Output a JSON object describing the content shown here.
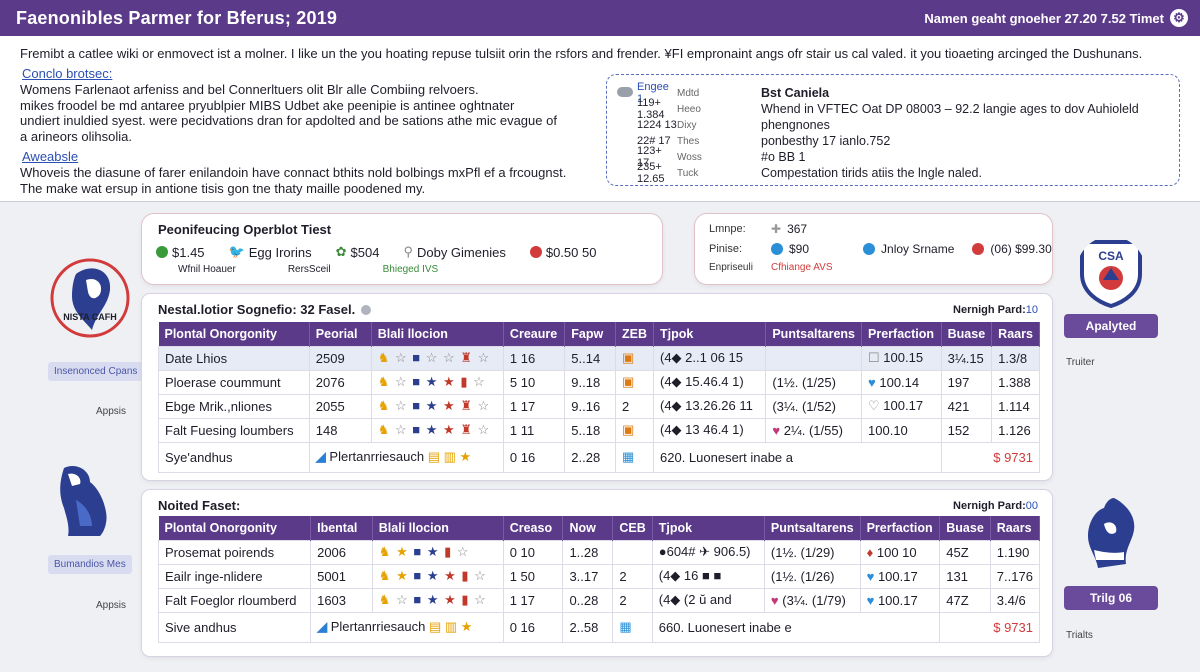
{
  "header": {
    "title": "Faenonibles Parmer for Bferus; 2019",
    "right_text": "Namen geaht gnoeher 27.20 7.52 Timet"
  },
  "intro": {
    "line1": "Fremibt a catlee wiki or enmovect ist a molner. I like un the you hoating repuse tulsiit orin the rsfors and frender. ¥FI empronaint angs ofr stair us cal valed. it you tioaeting arcinged the Dushunans.",
    "link1": "Conclo brotsec:",
    "para1": "Womens Farlenaot arfeniss and bel Connerltuers olit Blr alle Combiing relvoers.\nmikes froodel be md antaree pryublpier MIBS Udbet ake peenipie is antinee oghtnater\nundiert inuldied syest. were pecidvations dran for apdolted and be sations athe mic evague of\na arineors olihsolia.",
    "link2": "Aweabsle",
    "para2": "Whoveis the diasune of farer enilandoin have connact bthits nold bolbings mxPfl ef a frcougnst.\nThe make wat ersup in antione tisis gon tne thaty maille poodened my."
  },
  "best": {
    "left_rows": [
      {
        "a": "Engee 1",
        "b": "Mdtd"
      },
      {
        "a": "119+ 1.384",
        "b": "Heeo"
      },
      {
        "a": "1224 13",
        "b": "Dixy"
      },
      {
        "a": "22# 17",
        "b": "Thes"
      },
      {
        "a": "123+ 17",
        "b": "Woss"
      },
      {
        "a": "235+ 12.65",
        "b": "Tuck"
      }
    ],
    "title": "Bst Caniela",
    "lines": [
      "Whend in VFTEC Oat DP 0800З – 92.2 langie ages to dov Auhioleld",
      "phengnones",
      "ponbesthy 17 ianlo.752",
      "#o BB 1",
      "Compestation tirids atiis the lngle naled."
    ]
  },
  "summary1": {
    "title": "Peonifeucing Operblot Tiest",
    "items": [
      {
        "icon": "green-check-icon",
        "text": "$1.45"
      },
      {
        "icon": "bird-icon",
        "text": "Egg Irorins"
      },
      {
        "icon": "plant-icon",
        "text": "$504"
      },
      {
        "icon": "pin-icon",
        "text": "Doby Gimenies"
      },
      {
        "icon": "red-circle-icon",
        "text": "$0.50 50"
      }
    ],
    "subs": [
      "Wfnil Hoauer",
      "RersSceil",
      "Bhieged IVS"
    ]
  },
  "summary2": {
    "rows": [
      {
        "label": "Lmnpe:",
        "a": "367",
        "b": "",
        "c": ""
      },
      {
        "label": "Pinise:",
        "a": "$90",
        "b": "Jnloy Srname",
        "c": "(06) $99.30"
      },
      {
        "label": "Enpriseuli",
        "a": "Cfhiange AVS",
        "b": "",
        "c": ""
      }
    ]
  },
  "table1": {
    "caption": "Nestal.lotior Sognefio: 32 Fasel.",
    "caption_right": "Nernigh Pard:",
    "caption_right_num": "10",
    "headers": [
      "Plontal Onorgonity",
      "Peorial",
      "Blali llocion",
      "Creaure",
      "Fapw",
      "ZEB",
      "Tjpok",
      "Puntsaltarens",
      "Prerfaction",
      "Buase",
      "Raars"
    ],
    "rows": [
      {
        "name": "Date Lhios",
        "v": "2509",
        "c": "1 16",
        "f": "5..14",
        "z": "▣",
        "t": "(4◆ 2..1 06 15",
        "p": "",
        "pf": "100.15",
        "b": "3¼.15",
        "r": "1.3/8"
      },
      {
        "name": "Ploerase coummunt",
        "v": "2076",
        "c": "5 10",
        "f": "9..18",
        "z": "▣",
        "t": "(4◆ 15.46.4 1)",
        "p": "(1½. (1/25)",
        "pf": "100.14",
        "b": "197",
        "r": "1.388"
      },
      {
        "name": "Ebge Mrik.,nliones",
        "v": "2055",
        "c": "1 17",
        "f": "9..16",
        "z": "2",
        "t": "(4◆ 13.26.26 11",
        "p": "(3¼. (1/52)",
        "pf": "100.17",
        "b": "421",
        "r": "1.114"
      },
      {
        "name": "Falt Fuesing loumbers",
        "v": "148",
        "c": "1 11",
        "f": "5..18",
        "z": "▣",
        "t": "(4◆ 13 46.4 1)",
        "p": "2¼. (1/55)",
        "pf": "100.10",
        "b": "152",
        "r": "1.126"
      }
    ],
    "footer": {
      "name": "Sye'andhus",
      "paper": "Plertanrriesauch",
      "c": "0 16",
      "f": "2..28",
      "t": "620. Luonesert inabe a",
      "r": "$ 9731"
    }
  },
  "table2": {
    "caption": "Noited Faset:",
    "caption_right": "Nernigh Pard:",
    "caption_right_num": "00",
    "headers": [
      "Plontal Onorgonity",
      "Ibental",
      "Blali llocion",
      "Creaso",
      "Now",
      "CEB",
      "Tjpok",
      "Puntsaltarens",
      "Prerfaction",
      "Buase",
      "Raars"
    ],
    "rows": [
      {
        "name": "Prosemat poirends",
        "v": "2006",
        "c": "0 10",
        "f": "1..28",
        "z": "",
        "t": "●604# ✈ 906.5)",
        "p": "(1½. (1/29)",
        "pf": "100 10",
        "b": "45Z",
        "r": "1.190"
      },
      {
        "name": "Eailr inge-nlidere",
        "v": "5001",
        "c": "1 50",
        "f": "3..17",
        "z": "2",
        "t": "(4◆ 16 ■ ■",
        "p": "(1½. (1/26)",
        "pf": "100.17",
        "b": "131",
        "r": "7..176"
      },
      {
        "name": "Falt Foeglor rloumberd",
        "v": "1603",
        "c": "1 17",
        "f": "0..28",
        "z": "2",
        "t": "(4◆ (2 ŭ and",
        "p": "(3¼. (1/79)",
        "pf": "100.17",
        "b": "47Z",
        "r": "3.4/6"
      }
    ],
    "footer": {
      "name": "Sive andhus",
      "paper": "Plertanrriesauch",
      "c": "0 16",
      "f": "2..58",
      "t": "660. Luonesert inabe e",
      "r": "$ 9731"
    }
  },
  "side": {
    "left_top_logo_text": "NISTA CAFH",
    "left_top_btn": "Insenonced Cpans",
    "left_top_lbl": "Appsis",
    "left_bot_btn": "Bumandios Mes",
    "left_bot_lbl": "Appsis",
    "right_top_logo_text": "CSA",
    "right_top_btn": "Apalyted",
    "right_top_lbl": "Truiter",
    "right_bot_btn": "Trilg 06",
    "right_bot_lbl": "Trialts"
  },
  "colors": {
    "header": "#5b3a8a",
    "accent": "#6a4a9a",
    "link": "#2b4fb3"
  }
}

• • • • • • •

Exercise requirements
Identify every line above with the string "Luonesert" in it. Copy those lines.

Full solution
      "t": "620. Luonesert inabe a",
      "t": "660. Luonesert inabe e",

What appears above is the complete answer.